- _GOAL_: Select the lines of the records containing the word "JSON" and list them.

Data records:
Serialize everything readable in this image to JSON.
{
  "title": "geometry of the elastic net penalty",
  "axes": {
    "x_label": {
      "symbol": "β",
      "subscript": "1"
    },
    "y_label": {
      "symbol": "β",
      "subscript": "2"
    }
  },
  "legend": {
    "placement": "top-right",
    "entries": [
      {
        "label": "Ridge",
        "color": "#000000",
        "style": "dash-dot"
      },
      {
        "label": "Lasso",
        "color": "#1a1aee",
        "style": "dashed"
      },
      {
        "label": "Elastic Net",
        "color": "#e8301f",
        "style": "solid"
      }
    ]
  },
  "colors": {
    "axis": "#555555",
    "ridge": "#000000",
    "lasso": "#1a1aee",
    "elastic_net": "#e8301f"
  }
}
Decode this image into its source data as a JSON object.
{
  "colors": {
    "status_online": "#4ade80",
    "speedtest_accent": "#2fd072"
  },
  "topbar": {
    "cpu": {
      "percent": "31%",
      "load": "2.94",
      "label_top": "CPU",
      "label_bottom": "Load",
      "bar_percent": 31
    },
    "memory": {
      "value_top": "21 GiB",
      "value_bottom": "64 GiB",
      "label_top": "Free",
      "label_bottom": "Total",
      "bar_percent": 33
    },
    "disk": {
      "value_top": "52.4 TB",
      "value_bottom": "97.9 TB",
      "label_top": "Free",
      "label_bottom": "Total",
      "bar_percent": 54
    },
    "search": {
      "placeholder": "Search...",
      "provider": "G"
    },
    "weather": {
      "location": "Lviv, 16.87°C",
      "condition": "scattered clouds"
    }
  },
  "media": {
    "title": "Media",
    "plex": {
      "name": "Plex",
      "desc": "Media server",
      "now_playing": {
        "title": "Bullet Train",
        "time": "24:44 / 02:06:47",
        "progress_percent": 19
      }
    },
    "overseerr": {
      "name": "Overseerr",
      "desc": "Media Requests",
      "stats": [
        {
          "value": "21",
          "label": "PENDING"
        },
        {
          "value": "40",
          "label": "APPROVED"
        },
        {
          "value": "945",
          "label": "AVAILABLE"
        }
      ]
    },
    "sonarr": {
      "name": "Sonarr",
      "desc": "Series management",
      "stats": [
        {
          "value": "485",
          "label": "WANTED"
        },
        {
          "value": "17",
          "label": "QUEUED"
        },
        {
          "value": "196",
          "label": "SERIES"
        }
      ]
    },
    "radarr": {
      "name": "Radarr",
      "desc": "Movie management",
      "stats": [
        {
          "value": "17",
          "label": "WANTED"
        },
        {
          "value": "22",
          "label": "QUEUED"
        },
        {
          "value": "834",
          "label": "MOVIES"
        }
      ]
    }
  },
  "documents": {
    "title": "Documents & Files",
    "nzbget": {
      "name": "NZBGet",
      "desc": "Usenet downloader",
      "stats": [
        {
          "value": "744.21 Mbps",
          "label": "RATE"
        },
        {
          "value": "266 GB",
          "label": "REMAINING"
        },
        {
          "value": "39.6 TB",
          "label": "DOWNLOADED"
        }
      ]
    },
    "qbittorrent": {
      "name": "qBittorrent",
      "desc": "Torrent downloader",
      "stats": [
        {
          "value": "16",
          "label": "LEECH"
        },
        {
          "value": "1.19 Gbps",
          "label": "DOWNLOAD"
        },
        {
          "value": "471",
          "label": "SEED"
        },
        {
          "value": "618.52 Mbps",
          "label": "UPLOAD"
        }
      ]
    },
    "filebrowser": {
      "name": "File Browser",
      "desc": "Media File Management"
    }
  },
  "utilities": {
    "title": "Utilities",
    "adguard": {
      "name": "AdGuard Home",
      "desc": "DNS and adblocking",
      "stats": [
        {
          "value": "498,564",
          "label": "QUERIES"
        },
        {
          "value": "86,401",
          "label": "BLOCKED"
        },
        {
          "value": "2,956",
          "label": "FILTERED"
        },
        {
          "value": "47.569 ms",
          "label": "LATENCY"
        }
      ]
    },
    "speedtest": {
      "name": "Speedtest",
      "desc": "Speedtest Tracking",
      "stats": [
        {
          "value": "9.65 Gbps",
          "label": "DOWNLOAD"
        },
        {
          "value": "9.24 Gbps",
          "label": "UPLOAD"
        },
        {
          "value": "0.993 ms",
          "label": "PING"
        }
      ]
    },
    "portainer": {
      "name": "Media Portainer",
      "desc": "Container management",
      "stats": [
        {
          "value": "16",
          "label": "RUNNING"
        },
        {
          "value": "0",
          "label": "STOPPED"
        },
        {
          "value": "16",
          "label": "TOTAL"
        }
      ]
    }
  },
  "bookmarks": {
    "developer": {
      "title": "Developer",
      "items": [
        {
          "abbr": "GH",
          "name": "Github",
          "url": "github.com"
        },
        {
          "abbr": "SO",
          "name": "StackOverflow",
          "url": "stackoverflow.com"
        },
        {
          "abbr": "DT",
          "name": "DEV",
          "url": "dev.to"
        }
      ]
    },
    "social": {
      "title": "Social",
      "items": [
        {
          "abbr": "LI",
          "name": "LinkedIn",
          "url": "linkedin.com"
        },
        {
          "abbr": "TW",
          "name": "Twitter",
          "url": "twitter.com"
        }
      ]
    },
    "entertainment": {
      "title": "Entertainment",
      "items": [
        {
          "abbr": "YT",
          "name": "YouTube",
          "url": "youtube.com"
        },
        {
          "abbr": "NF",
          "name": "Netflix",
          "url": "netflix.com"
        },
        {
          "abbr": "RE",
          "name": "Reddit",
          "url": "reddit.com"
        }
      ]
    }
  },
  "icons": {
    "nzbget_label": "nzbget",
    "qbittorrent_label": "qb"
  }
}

- _SOLUTION TO THIS TASK_:
Serialize everything readable in this image to JSON.
Decode this image into its source data as a JSON object.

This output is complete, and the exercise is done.